> **Task**: Take every line from the material that has the word "been" in it.

** Start of Excerpted records **

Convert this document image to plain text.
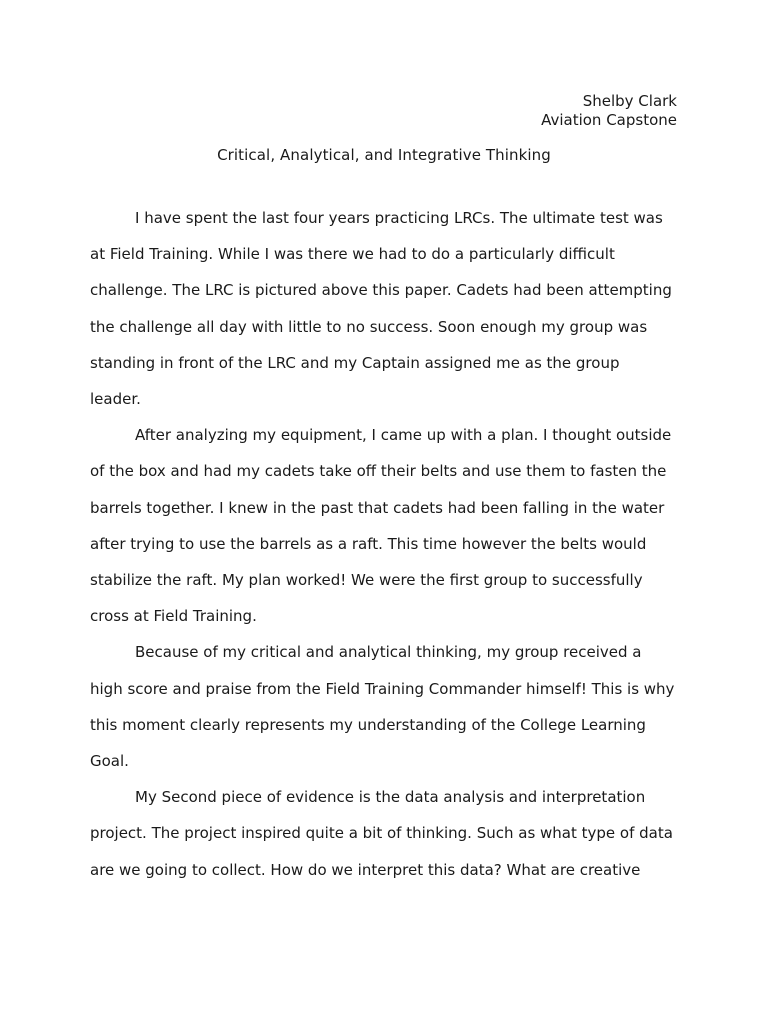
Shelby Clark
Aviation Capstone
Critical, Analytical, and Integrative Thinking
I have spent the last four years practicing LRCs. The ultimate test was
at Field Training. While I was there we had to do a particularly difficult
challenge. The LRC is pictured above this paper. Cadets had been attempting
the challenge all day with little to no success. Soon enough my group was
standing in front of the LRC and my Captain assigned me as the group
leader.
After analyzing my equipment, I came up with a plan. I thought outside
of the box and had my cadets take off their belts and use them to fasten the
barrels together. I knew in the past that cadets had been falling in the water
after trying to use the barrels as a raft. This time however the belts would
stabilize the raft. My plan worked! We were the first group to successfully
cross at Field Training.
Because of my critical and analytical thinking, my group received a
high score and praise from the Field Training Commander himself! This is why
this moment clearly represents my understanding of the College Learning
Goal.
My Second piece of evidence is the data analysis and interpretation
project. The project inspired quite a bit of thinking. Such as what type of data
are we going to collect. How do we interpret this data? What are creative
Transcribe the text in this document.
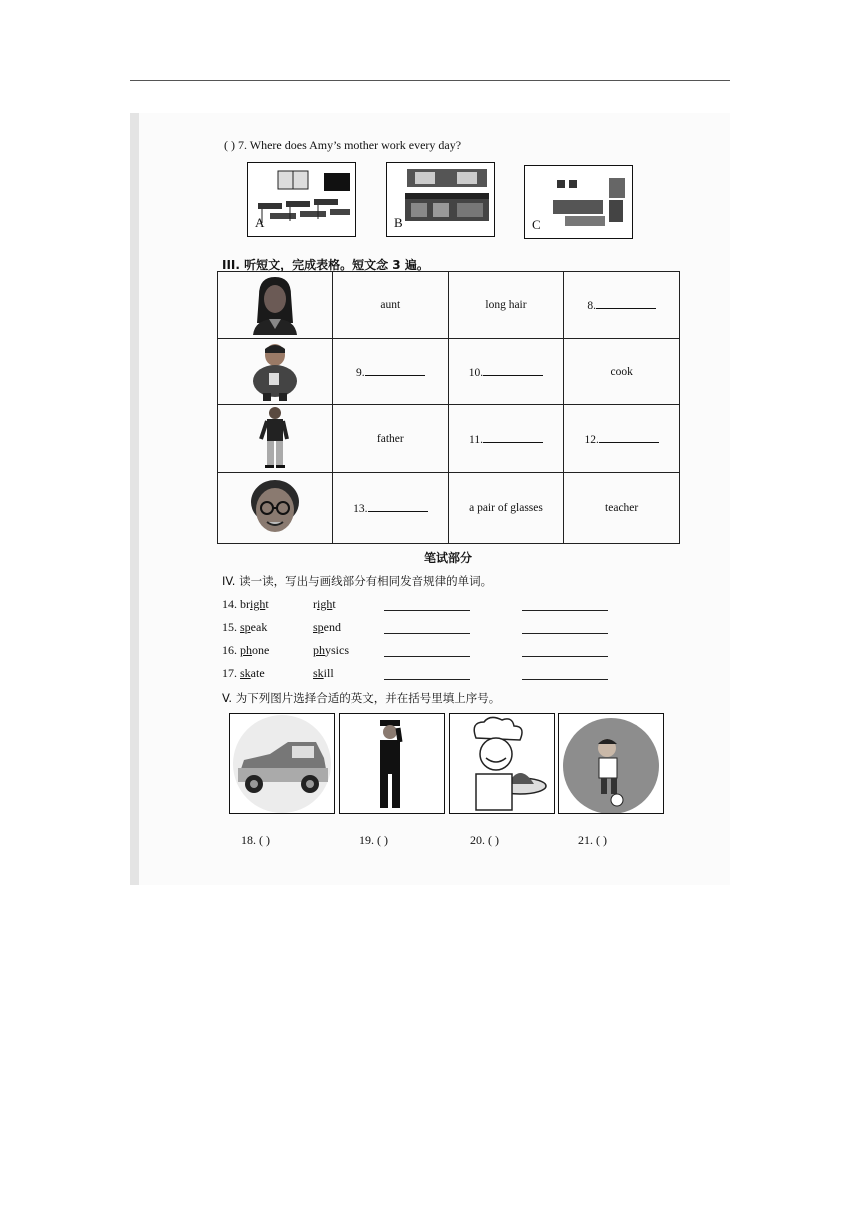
( ) 7. Where does Amy’s mother work every day?
A	B	C
III. 听短文，完成表格。短文念 3 遍。
	aunt	long hair	8.
	9.	10.	cook
	father	11.	12.
	13.	a pair of glasses	teacher
笔试部分
IV. 读一读，写出与画线部分有相同发音规律的单词。
14. bright	right
15. speak	spend
16. phone	physics
17. skate	skill
V. 为下列图片选择合适的英文，并在括号里填上序号。
18. ( )	19. ( )	20. ( )	21. ( )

** End of Excerpted records **

> **Exercise response**:
challenge. The LRC is pictured above this paper. Cadets had been attempting
barrels together. I knew in the past that cadets had been falling in the water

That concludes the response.